**Your task**
Scan the entries that follow and give only the number of lines containing "this".
*** Entries shown Section Begins ***
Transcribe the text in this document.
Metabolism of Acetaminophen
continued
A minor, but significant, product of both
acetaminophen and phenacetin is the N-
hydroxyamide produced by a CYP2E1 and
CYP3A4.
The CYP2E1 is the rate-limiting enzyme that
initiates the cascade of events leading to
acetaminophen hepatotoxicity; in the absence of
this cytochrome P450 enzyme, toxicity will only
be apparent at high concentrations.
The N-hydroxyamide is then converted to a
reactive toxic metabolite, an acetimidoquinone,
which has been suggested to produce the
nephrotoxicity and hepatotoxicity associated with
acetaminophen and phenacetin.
*** Entries shown Section Ends ***
**Solved exercise**
2